*Set task:* Scan the material that follows. Copy every line containing the word "JSON".

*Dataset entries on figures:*
^^^^

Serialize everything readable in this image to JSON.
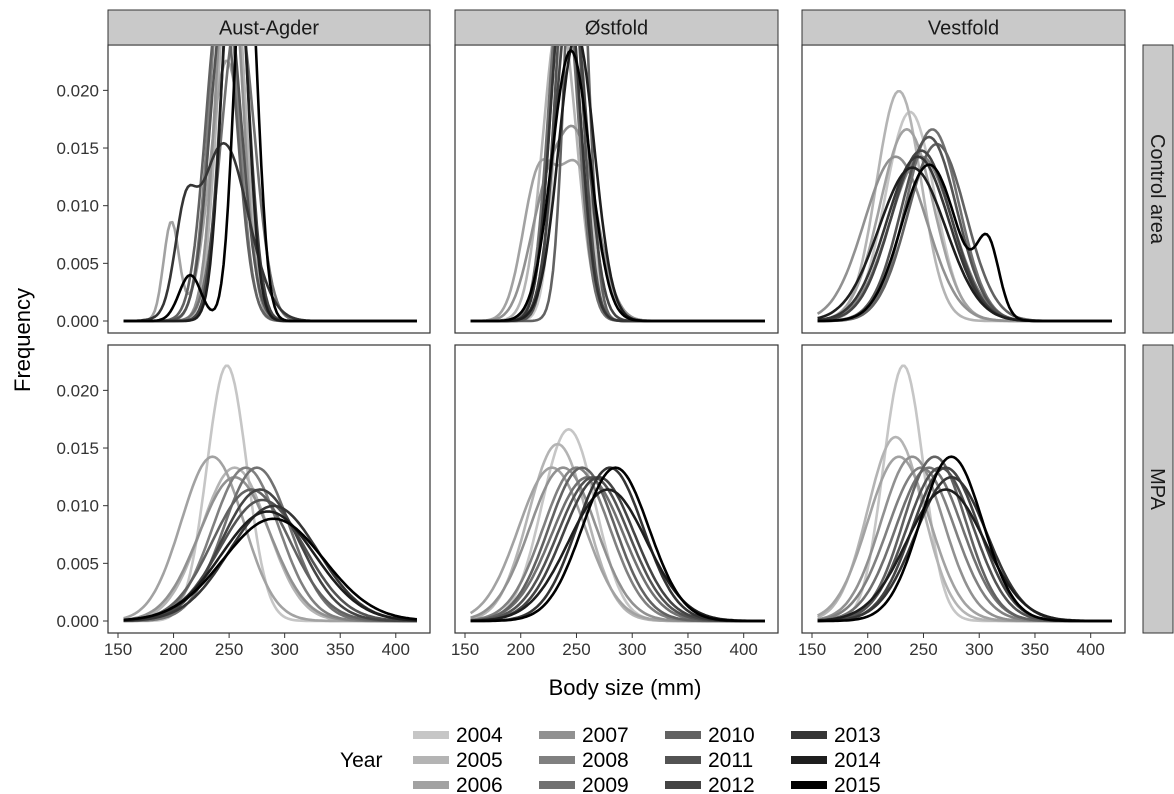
{
  "chart_data": {
    "type": "line",
    "xlabel": "Body size (mm)",
    "ylabel": "Frequency",
    "xlim": [
      150,
      420
    ],
    "ylim": [
      0,
      0.0235
    ],
    "x_ticks": [
      150,
      200,
      250,
      300,
      350,
      400
    ],
    "y_ticks": [
      0,
      0.005,
      0.01,
      0.015,
      0.02
    ],
    "y_tick_labels": [
      "0.000",
      "0.005",
      "0.010",
      "0.015",
      "0.020"
    ],
    "grid": false,
    "columns": [
      "Aust-Agder",
      "Østfold",
      "Vestfold"
    ],
    "rows": [
      "Control area",
      "MPA"
    ],
    "legend": {
      "title": "Year",
      "position": "bottom",
      "entries": [
        {
          "label": "2004",
          "color": "#c6c6c6"
        },
        {
          "label": "2005",
          "color": "#b4b4b4"
        },
        {
          "label": "2006",
          "color": "#a2a2a2"
        },
        {
          "label": "2007",
          "color": "#919191"
        },
        {
          "label": "2008",
          "color": "#808080"
        },
        {
          "label": "2009",
          "color": "#717171"
        },
        {
          "label": "2010",
          "color": "#626262"
        },
        {
          "label": "2011",
          "color": "#535353"
        },
        {
          "label": "2012",
          "color": "#444444"
        },
        {
          "label": "2013",
          "color": "#353535"
        },
        {
          "label": "2014",
          "color": "#1e1e1e"
        },
        {
          "label": "2015",
          "color": "#000000"
        }
      ]
    },
    "panels": [
      {
        "column": "Aust-Agder",
        "row": "Control area",
        "series": [
          {
            "name": "2004",
            "components": [
              [
                250,
                12,
                1.0
              ]
            ]
          },
          {
            "name": "2005",
            "components": [
              [
                252,
                12,
                1.0
              ]
            ]
          },
          {
            "name": "2006",
            "components": [
              [
                198,
                7,
                0.15
              ],
              [
                248,
                15,
                0.85
              ]
            ]
          },
          {
            "name": "2007",
            "components": [
              [
                250,
                12,
                1.0
              ]
            ]
          },
          {
            "name": "2008",
            "components": [
              [
                245,
                13,
                1.0
              ]
            ]
          },
          {
            "name": "2009",
            "components": [
              [
                258,
                15,
                1.0
              ]
            ]
          },
          {
            "name": "2010",
            "components": [
              [
                243,
                14,
                1.0
              ]
            ]
          },
          {
            "name": "2011",
            "components": [
              [
                247,
                14,
                1.0
              ]
            ]
          },
          {
            "name": "2012",
            "components": [
              [
                255,
                12,
                1.0
              ]
            ]
          },
          {
            "name": "2013",
            "components": [
              [
                210,
                9,
                0.15
              ],
              [
                245,
                22,
                0.85
              ]
            ]
          },
          {
            "name": "2014",
            "components": [
              [
                255,
                11,
                1.0
              ]
            ]
          },
          {
            "name": "2015",
            "components": [
              [
                265,
                10,
                0.9
              ],
              [
                215,
                10,
                0.1
              ]
            ]
          }
        ]
      },
      {
        "column": "Østfold",
        "row": "Control area",
        "series": [
          {
            "name": "2004",
            "components": [
              [
                245,
                12,
                1.0
              ]
            ]
          },
          {
            "name": "2005",
            "components": [
              [
                235,
                15,
                1.0
              ]
            ]
          },
          {
            "name": "2006",
            "components": [
              [
                215,
                14,
                0.4
              ],
              [
                250,
                18,
                0.6
              ]
            ]
          },
          {
            "name": "2007",
            "components": [
              [
                220,
                15,
                0.3
              ],
              [
                250,
                18,
                0.7
              ]
            ]
          },
          {
            "name": "2008",
            "components": [
              [
                240,
                13,
                1.0
              ]
            ]
          },
          {
            "name": "2009",
            "components": [
              [
                238,
                13,
                1.0
              ]
            ]
          },
          {
            "name": "2010",
            "components": [
              [
                250,
                10,
                1.0
              ]
            ]
          },
          {
            "name": "2011",
            "components": [
              [
                243,
                12,
                1.0
              ]
            ]
          },
          {
            "name": "2012",
            "components": [
              [
                245,
                14,
                1.0
              ]
            ]
          },
          {
            "name": "2013",
            "components": [
              [
                240,
                13,
                1.0
              ]
            ]
          },
          {
            "name": "2014",
            "components": [
              [
                250,
                16,
                1.0
              ]
            ]
          },
          {
            "name": "2015",
            "components": [
              [
                245,
                17,
                1.0
              ]
            ]
          }
        ]
      },
      {
        "column": "Vestfold",
        "row": "Control area",
        "series": [
          {
            "name": "2004",
            "components": [
              [
                238,
                22,
                1.0
              ]
            ]
          },
          {
            "name": "2005",
            "components": [
              [
                228,
                20,
                1.0
              ]
            ]
          },
          {
            "name": "2006",
            "components": [
              [
                235,
                24,
                1.0
              ]
            ]
          },
          {
            "name": "2007",
            "components": [
              [
                225,
                28,
                1.0
              ]
            ]
          },
          {
            "name": "2008",
            "components": [
              [
                248,
                28,
                1.0
              ]
            ]
          },
          {
            "name": "2009",
            "components": [
              [
                258,
                24,
                1.0
              ]
            ]
          },
          {
            "name": "2010",
            "components": [
              [
                262,
                26,
                1.0
              ]
            ]
          },
          {
            "name": "2011",
            "components": [
              [
                255,
                25,
                1.0
              ]
            ]
          },
          {
            "name": "2012",
            "components": [
              [
                248,
                27,
                1.0
              ]
            ]
          },
          {
            "name": "2013",
            "components": [
              [
                245,
                28,
                1.0
              ]
            ]
          },
          {
            "name": "2014",
            "components": [
              [
                240,
                30,
                1.0
              ]
            ]
          },
          {
            "name": "2015",
            "components": [
              [
                255,
                25,
                0.85
              ],
              [
                308,
                10,
                0.15
              ]
            ]
          }
        ]
      },
      {
        "column": "Aust-Agder",
        "row": "MPA",
        "series": [
          {
            "name": "2004",
            "components": [
              [
                248,
                18,
                1.0
              ]
            ]
          },
          {
            "name": "2005",
            "components": [
              [
                255,
                30,
                1.0
              ]
            ]
          },
          {
            "name": "2006",
            "components": [
              [
                235,
                28,
                1.0
              ]
            ]
          },
          {
            "name": "2007",
            "components": [
              [
                255,
                32,
                1.0
              ]
            ]
          },
          {
            "name": "2008",
            "components": [
              [
                265,
                30,
                1.0
              ]
            ]
          },
          {
            "name": "2009",
            "components": [
              [
                275,
                30,
                1.0
              ]
            ]
          },
          {
            "name": "2010",
            "components": [
              [
                270,
                35,
                1.0
              ]
            ]
          },
          {
            "name": "2011",
            "components": [
              [
                280,
                38,
                1.0
              ]
            ]
          },
          {
            "name": "2012",
            "components": [
              [
                278,
                35,
                1.0
              ]
            ]
          },
          {
            "name": "2013",
            "components": [
              [
                290,
                40,
                1.0
              ]
            ]
          },
          {
            "name": "2014",
            "components": [
              [
                285,
                42,
                1.0
              ]
            ]
          },
          {
            "name": "2015",
            "components": [
              [
                290,
                45,
                1.0
              ]
            ]
          }
        ]
      },
      {
        "column": "Østfold",
        "row": "MPA",
        "series": [
          {
            "name": "2004",
            "components": [
              [
                243,
                24,
                1.0
              ]
            ]
          },
          {
            "name": "2005",
            "components": [
              [
                233,
                26,
                1.0
              ]
            ]
          },
          {
            "name": "2006",
            "components": [
              [
                228,
                30,
                1.0
              ]
            ]
          },
          {
            "name": "2007",
            "components": [
              [
                238,
                30,
                1.0
              ]
            ]
          },
          {
            "name": "2008",
            "components": [
              [
                250,
                30,
                1.0
              ]
            ]
          },
          {
            "name": "2009",
            "components": [
              [
                260,
                32,
                1.0
              ]
            ]
          },
          {
            "name": "2010",
            "components": [
              [
                255,
                30,
                1.0
              ]
            ]
          },
          {
            "name": "2011",
            "components": [
              [
                265,
                32,
                1.0
              ]
            ]
          },
          {
            "name": "2012",
            "components": [
              [
                270,
                32,
                1.0
              ]
            ]
          },
          {
            "name": "2013",
            "components": [
              [
                280,
                30,
                1.0
              ]
            ]
          },
          {
            "name": "2014",
            "components": [
              [
                278,
                35,
                1.0
              ]
            ]
          },
          {
            "name": "2015",
            "components": [
              [
                285,
                30,
                1.0
              ]
            ]
          }
        ]
      },
      {
        "column": "Vestfold",
        "row": "MPA",
        "series": [
          {
            "name": "2004",
            "components": [
              [
                232,
                18,
                1.0
              ]
            ]
          },
          {
            "name": "2005",
            "components": [
              [
                225,
                25,
                1.0
              ]
            ]
          },
          {
            "name": "2006",
            "components": [
              [
                228,
                28,
                1.0
              ]
            ]
          },
          {
            "name": "2007",
            "components": [
              [
                240,
                28,
                1.0
              ]
            ]
          },
          {
            "name": "2008",
            "components": [
              [
                248,
                30,
                1.0
              ]
            ]
          },
          {
            "name": "2009",
            "components": [
              [
                255,
                30,
                1.0
              ]
            ]
          },
          {
            "name": "2010",
            "components": [
              [
                260,
                28,
                1.0
              ]
            ]
          },
          {
            "name": "2011",
            "components": [
              [
                265,
                30,
                1.0
              ]
            ]
          },
          {
            "name": "2012",
            "components": [
              [
                270,
                30,
                1.0
              ]
            ]
          },
          {
            "name": "2013",
            "components": [
              [
                275,
                32,
                1.0
              ]
            ]
          },
          {
            "name": "2014",
            "components": [
              [
                270,
                35,
                1.0
              ]
            ]
          },
          {
            "name": "2015",
            "components": [
              [
                275,
                28,
                1.0
              ]
            ]
          }
        ]
      }
    ]
  }
}
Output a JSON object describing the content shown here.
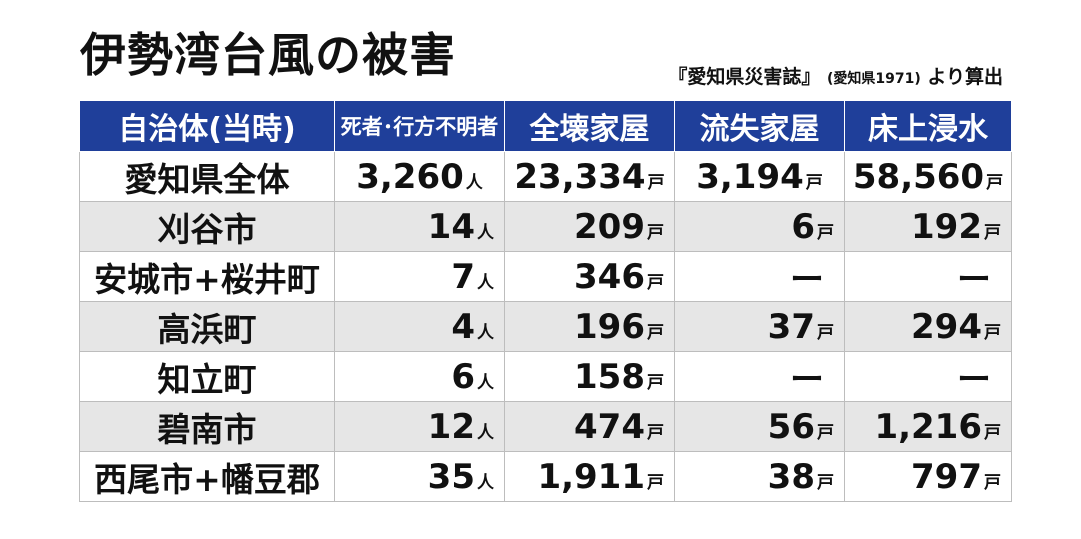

^^^^

*Finished answer:*
Serialize everything readable in this image to JSON.
Output a JSON object describing the content shown here.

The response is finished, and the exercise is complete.